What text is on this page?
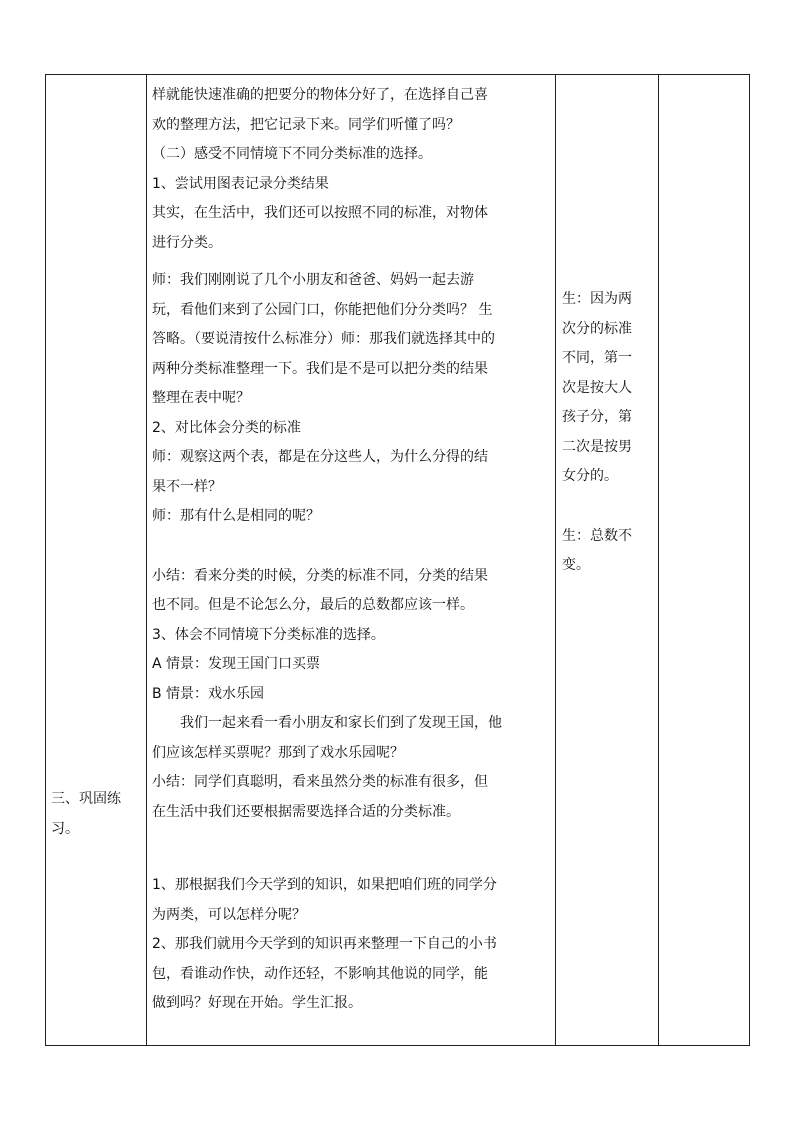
三、巩固练
习。
样就能快速准确的把要分的物体分好了，在选择自己喜
欢的整理方法，把它记录下来。同学们听懂了吗？
（二）感受不同情境下不同分类标准的选择。
1、尝试用图表记录分类结果
其实，在生活中，我们还可以按照不同的标准，对物体
进行分类。
师：我们刚刚说了几个小朋友和爸爸、妈妈一起去游
玩，看他们来到了公园门口，你能把他们分分类吗？ 生
答略。（要说清按什么标准分）师：那我们就选择其中的
两种分类标准整理一下。我们是不是可以把分类的结果
整理在表中呢？
2、对比体会分类的标准
师：观察这两个表，都是在分这些人，为什么分得的结
果不一样？
师：那有什么是相同的呢？
小结：看来分类的时候，分类的标准不同，分类的结果
也不同。但是不论怎么分，最后的总数都应该一样。
3、体会不同情境下分类标准的选择。
A 情景：发现王国门口买票
B 情景：戏水乐园
我们一起来看一看小朋友和家长们到了发现王国，他
们应该怎样买票呢？那到了戏水乐园呢？
小结：同学们真聪明，看来虽然分类的标准有很多，但
在生活中我们还要根据需要选择合适的分类标准。
1、那根据我们今天学到的知识，如果把咱们班的同学分
为两类，可以怎样分呢？
2、那我们就用今天学到的知识再来整理一下自己的小书
包，看谁动作快，动作还轻，不影响其他说的同学，能
做到吗？好现在开始。学生汇报。
生：因为两
次分的标准
不同，第一
次是按大人
孩子分，第
二次是按男
女分的。
生：总数不
变。
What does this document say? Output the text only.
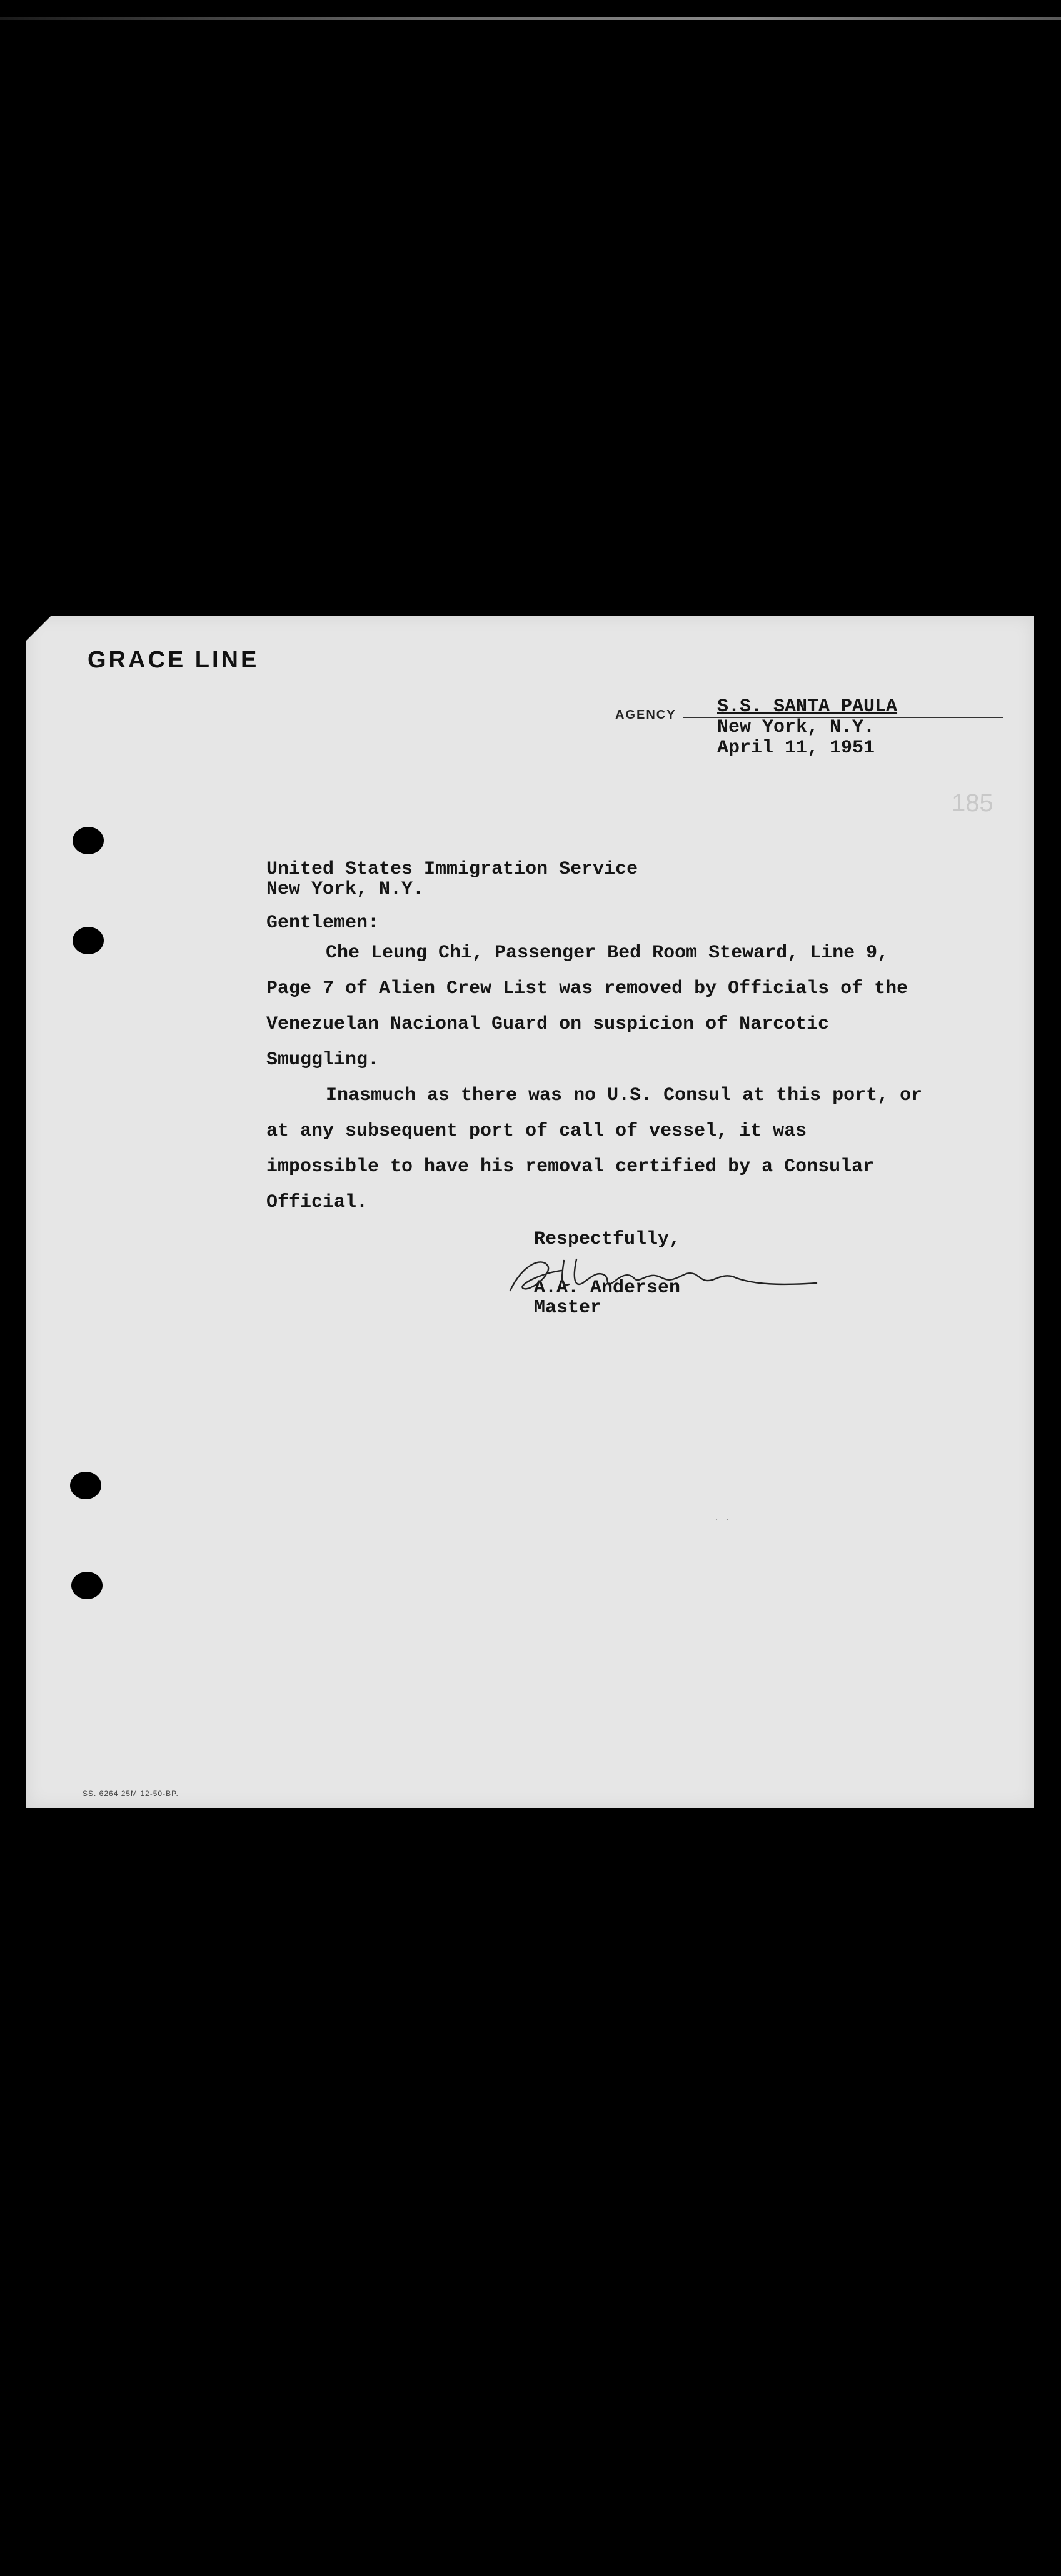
GRACE LINE
AGENCY S.S. SANTA PAULA
New York, N.Y.
April 11, 1951
185
United States Immigration Service
New York, N.Y.
Gentlemen:

Che Leung Chi, Passenger Bed Room Steward, Line 9, Page 7 of Alien Crew List was removed by Officials of the Venezuelan Nacional Guard on suspicion of Narcotic Smuggling.

Inasmuch as there was no U.S. Consul at this port, or at any subsequent port of call of vessel, it was impossible to have his removal certified by a Consular Official.

Respectfully,
A.A. Andersen
Master
· ·
SS. 6264 25M 12-50-BP.
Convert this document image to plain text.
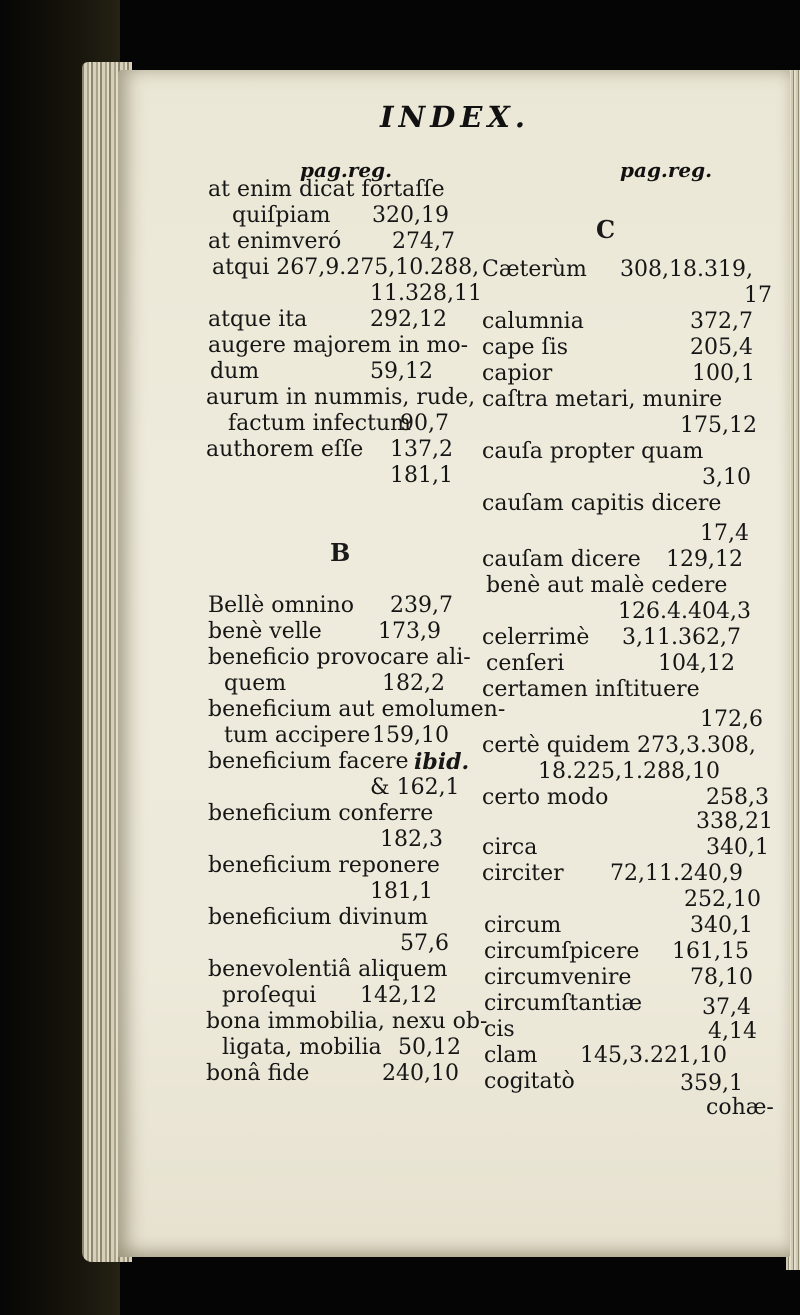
INDEX.
pag.reg.	pag.reg.
at enim dicat fortaſſe
quiſpiam 320,19
at enimveró 274,7
atqui 267,9.275,10.288,
11.328,11
atque ita	292,12
augere majorem in mo-
dum	59,12
aurum in nummis, rude,
factum infectum
90,7
authorem eſſe 137,2
181,1
B
Bellè omnino 239,7
benè velle	173,9
beneficio provocare ali-
quem	182,2
beneficium aut emolumen-
tum accipere 159,10
beneficium facere ibid.
& 162,1
beneficium conferre
182,3
beneficium reponere
181,1
beneficium divinum
57,6
benevolentiâ aliquem
proſequi 142,12
bona immobilia, nexu ob-
ligata, mobilia 50,12
bonâ fide	240,10
C
Cæterùm 308,18.319,
17
calumnia	372,7
cape ſis	205,4
capior	100,1
caſtra metari, munire
175,12
cauſa propter quam
3,10
cauſam capitis dicere
17,4
cauſam dicere 129,12
benè aut malè cedere
126.4.404,3
celerrimè 3,11.362,7
cenſeri	104,12
certamen inſtituere
172,6
certè quidem 273,3.308,
18.225,1.288,10
certo modo	258,3
338,21
circa	340,1
circiter 72,11.240,9
252,10
circum	340,1
circumſpicere 161,15
circumvenire	78,10
circumſtantiæ	37,4
cis	4,14
clam 145,3.221,10
cogitatò	359,1
cohæ-
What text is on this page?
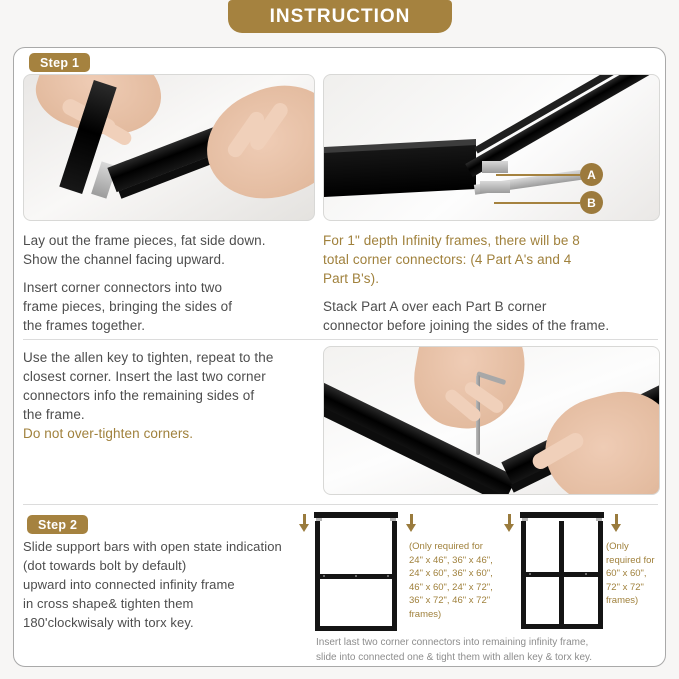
INSTRUCTION
Step 1
A
B
Lay out the frame pieces, fat side down.
Show the channel facing upward.
Insert corner connectors into two
frame pieces, bringing the sides of
the frames together.
For 1" depth Infinity frames, there will be 8
total corner connectors: (4 Part A's and 4
Part B's).
Stack Part A over each Part B corner
connector before joining the sides of the frame.
Use the allen key to tighten, repeat to the
closest corner. Insert the last two corner
connectors info the remaining sides of
the frame.
Do not over-tighten corners.
Step 2
Slide support bars with open state indication
(dot towards bolt by default)
upward into connected infinity frame
in cross shape& tighten them
180'clockwisaly with torx key.
(Only required for
24" x 46", 36" x 46",
24" x 60", 36" x 60",
46" x 60", 24" x 72",
36" x 72", 46" x 72"
frames)
(Only
required for
60" x 60",
72" x 72"
frames)
Insert last two corner connectors into remaining infinity frame,
slide into connected one & tight them with allen key & torx key.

• _TASK REQUIREMENTS_: Reproduce the material in its entirety and word for word, without the pictures.

• _TASK RESULT_:
What text is on this page?
三、巩固练
习。
样就能快速准确的把要分的物体分好了，在选择自己喜
欢的整理方法，把它记录下来。同学们听懂了吗？
（二）感受不同情境下不同分类标准的选择。
1、尝试用图表记录分类结果
其实，在生活中，我们还可以按照不同的标准，对物体
进行分类。
师：我们刚刚说了几个小朋友和爸爸、妈妈一起去游
玩，看他们来到了公园门口，你能把他们分分类吗？ 生
答略。（要说清按什么标准分）师：那我们就选择其中的
两种分类标准整理一下。我们是不是可以把分类的结果
整理在表中呢？
2、对比体会分类的标准
师：观察这两个表，都是在分这些人，为什么分得的结
果不一样？
师：那有什么是相同的呢？
小结：看来分类的时候，分类的标准不同，分类的结果
也不同。但是不论怎么分，最后的总数都应该一样。
3、体会不同情境下分类标准的选择。
A 情景：发现王国门口买票
B 情景：戏水乐园
我们一起来看一看小朋友和家长们到了发现王国，他
们应该怎样买票呢？那到了戏水乐园呢？
小结：同学们真聪明，看来虽然分类的标准有很多，但
在生活中我们还要根据需要选择合适的分类标准。
1、那根据我们今天学到的知识，如果把咱们班的同学分
为两类，可以怎样分呢？
2、那我们就用今天学到的知识再来整理一下自己的小书
包，看谁动作快，动作还轻，不影响其他说的同学，能
做到吗？好现在开始。学生汇报。
生：因为两
次分的标准
不同，第一
次是按大人
孩子分，第
二次是按男
女分的。
生：总数不
变。
What does this document say? Output the text only.
GRACE LINE
AGENCY S.S. SANTA PAULA
New York, N.Y.
April 11, 1951
185
United States Immigration Service
New York, N.Y.
Gentlemen:

Che Leung Chi, Passenger Bed Room Steward, Line 9, Page 7 of Alien Crew List was removed by Officials of the Venezuelan Nacional Guard on suspicion of Narcotic Smuggling.

Inasmuch as there was no U.S. Consul at this port, or at any subsequent port of call of vessel, it was impossible to have his removal certified by a Consular Official.

Respectfully,
A.A. Andersen
Master
· ·
SS. 6264 25M 12-50-BP.
Convert this document image to plain text.
INDEX.
pag.reg.	pag.reg.
at enim dicat fortaſſe
quiſpiam 320,19
at enimveró 274,7
atqui 267,9.275,10.288,
11.328,11
atque ita	292,12
augere majorem in mo-
dum	59,12
aurum in nummis, rude,
factum infectum
90,7
authorem eſſe 137,2
181,1
B
Bellè omnino 239,7
benè velle	173,9
beneficio provocare ali-
quem	182,2
beneficium aut emolumen-
tum accipere 159,10
beneficium facere ibid.
& 162,1
beneficium conferre
182,3
beneficium reponere
181,1
beneficium divinum
57,6
benevolentiâ aliquem
proſequi 142,12
bona immobilia, nexu ob-
ligata, mobilia 50,12
bonâ fide	240,10
C
Cæterùm 308,18.319,
17
calumnia	372,7
cape ſis	205,4
capior	100,1
caſtra metari, munire
175,12
cauſa propter quam
3,10
cauſam capitis dicere
17,4
cauſam dicere 129,12
benè aut malè cedere
126.4.404,3
celerrimè 3,11.362,7
cenſeri	104,12
certamen inſtituere
172,6
certè quidem 273,3.308,
18.225,1.288,10
certo modo	258,3
338,21
circa	340,1
circiter 72,11.240,9
252,10
circum	340,1
circumſpicere 161,15
circumvenire	78,10
circumſtantiæ	37,4
cis	4,14
clam 145,3.221,10
cogitatò	359,1
cohæ-
What text is on this page?
INSTRUCTION
Step 1
A
B
Lay out the frame pieces, fat side down.
Show the channel facing upward.
Insert corner connectors into two
frame pieces, bringing the sides of
the frames together.
For 1" depth Infinity frames, there will be 8
total corner connectors: (4 Part A's and 4
Part B's).
Stack Part A over each Part B corner
connector before joining the sides of the frame.
Use the allen key to tighten, repeat to the
closest corner. Insert the last two corner
connectors info the remaining sides of
the frame.
Do not over-tighten corners.
Step 2
Slide support bars with open state indication
(dot towards bolt by default)
upward into connected infinity frame
in cross shape& tighten them
180'clockwisaly with torx key.
(Only required for
24" x 46", 36" x 46",
24" x 60", 36" x 60",
46" x 60", 24" x 72",
36" x 72", 46" x 72"
frames)
(Only
required for
60" x 60",
72" x 72"
frames)
Insert last two corner connectors into remaining infinity frame,
slide into connected one & tight them with allen key & torx key.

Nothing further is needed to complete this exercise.